◆ Exercise details: Extract all lines containing "irating".

#### Data shown ####

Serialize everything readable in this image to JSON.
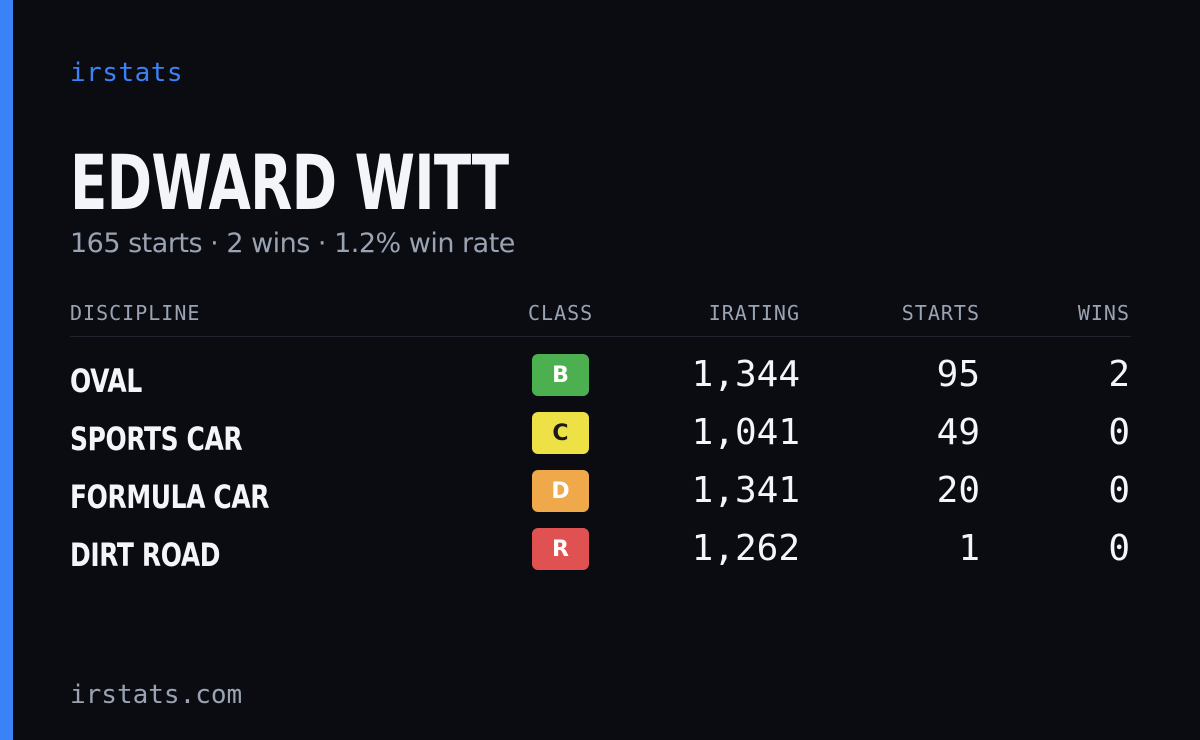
{
  "brand": "irstats",
  "driver": {
    "name": "EDWARD WITT",
    "summary": "165 starts · 2 wins · 1.2% win rate"
  },
  "table": {
    "headers": {
      "discipline": "DISCIPLINE",
      "class": "CLASS",
      "irating": "IRATING",
      "starts": "STARTS",
      "wins": "WINS"
    },
    "rows": [
      {
        "discipline": "OVAL",
        "class": "B",
        "class_color": "#4caf50",
        "class_text_color": "#ffffff",
        "irating": "1,344",
        "starts": "95",
        "wins": "2"
      },
      {
        "discipline": "SPORTS CAR",
        "class": "C",
        "class_color": "#eee146",
        "class_text_color": "#1a1a1a",
        "irating": "1,041",
        "starts": "49",
        "wins": "0"
      },
      {
        "discipline": "FORMULA CAR",
        "class": "D",
        "class_color": "#f0a94a",
        "class_text_color": "#ffffff",
        "irating": "1,341",
        "starts": "20",
        "wins": "0"
      },
      {
        "discipline": "DIRT ROAD",
        "class": "R",
        "class_color": "#e05151",
        "class_text_color": "#ffffff",
        "irating": "1,262",
        "starts": "1",
        "wins": "0"
      }
    ]
  },
  "footer": "irstats.com",
  "colors": {
    "accent": "#3b82f6",
    "background": "#0a0c12",
    "muted": "#9aa3b2"
  }
}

####

◆ Answer for this exercise:
      "irating": "IRATING",
        "irating": "1,344",
        "irating": "1,041",
        "irating": "1,341",
        "irating": "1,262",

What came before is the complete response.